>> Begin Input rows

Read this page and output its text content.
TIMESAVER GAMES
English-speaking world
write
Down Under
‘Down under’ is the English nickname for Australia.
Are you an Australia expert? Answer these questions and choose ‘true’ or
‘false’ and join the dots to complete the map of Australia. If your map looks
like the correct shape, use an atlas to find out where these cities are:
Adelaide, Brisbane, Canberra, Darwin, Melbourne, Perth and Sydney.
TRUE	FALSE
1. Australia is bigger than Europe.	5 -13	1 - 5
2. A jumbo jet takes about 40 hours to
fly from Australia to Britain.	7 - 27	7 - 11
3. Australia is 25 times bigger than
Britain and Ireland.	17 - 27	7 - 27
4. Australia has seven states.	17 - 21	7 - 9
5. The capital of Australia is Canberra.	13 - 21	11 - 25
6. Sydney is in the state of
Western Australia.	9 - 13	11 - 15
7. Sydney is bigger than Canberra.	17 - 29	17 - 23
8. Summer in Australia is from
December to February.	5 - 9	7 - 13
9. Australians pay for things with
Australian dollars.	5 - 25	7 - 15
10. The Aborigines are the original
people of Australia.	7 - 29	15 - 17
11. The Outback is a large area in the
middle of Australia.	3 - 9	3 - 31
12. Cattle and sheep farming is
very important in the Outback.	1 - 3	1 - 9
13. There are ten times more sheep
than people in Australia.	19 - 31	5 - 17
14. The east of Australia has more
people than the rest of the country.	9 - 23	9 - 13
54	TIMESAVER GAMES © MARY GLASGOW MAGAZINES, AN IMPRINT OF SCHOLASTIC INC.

>> End Input rows

◆ To be done
From the first line to the last, please quote the material above exactly.

◆ Answer
Read this page and output its text content.
TIMESAVER GAMES
English-speaking world
write
Down Under
‘Down under’ is the English nickname for Australia.
Are you an Australia expert? Answer these questions and choose ‘true’ or
‘false’ and join the dots to complete the map of Australia. If your map looks
like the correct shape, use an atlas to find out where these cities are:
Adelaide, Brisbane, Canberra, Darwin, Melbourne, Perth and Sydney.
TRUE	FALSE
1. Australia is bigger than Europe.	5 -13	1 - 5
2. A jumbo jet takes about 40 hours to
fly from Australia to Britain.	7 - 27	7 - 11
3. Australia is 25 times bigger than
Britain and Ireland.	17 - 27	7 - 27
4. Australia has seven states.	17 - 21	7 - 9
5. The capital of Australia is Canberra.	13 - 21	11 - 25
6. Sydney is in the state of
Western Australia.	9 - 13	11 - 15
7. Sydney is bigger than Canberra.	17 - 29	17 - 23
8. Summer in Australia is from
December to February.	5 - 9	7 - 13
9. Australians pay for things with
Australian dollars.	5 - 25	7 - 15
10. The Aborigines are the original
people of Australia.	7 - 29	15 - 17
11. The Outback is a large area in the
middle of Australia.	3 - 9	3 - 31
12. Cattle and sheep farming is
very important in the Outback.	1 - 3	1 - 9
13. There are ten times more sheep
than people in Australia.	19 - 31	5 - 17
14. The east of Australia has more
people than the rest of the country.	9 - 23	9 - 13
54	TIMESAVER GAMES © MARY GLASGOW MAGAZINES, AN IMPRINT OF SCHOLASTIC INC.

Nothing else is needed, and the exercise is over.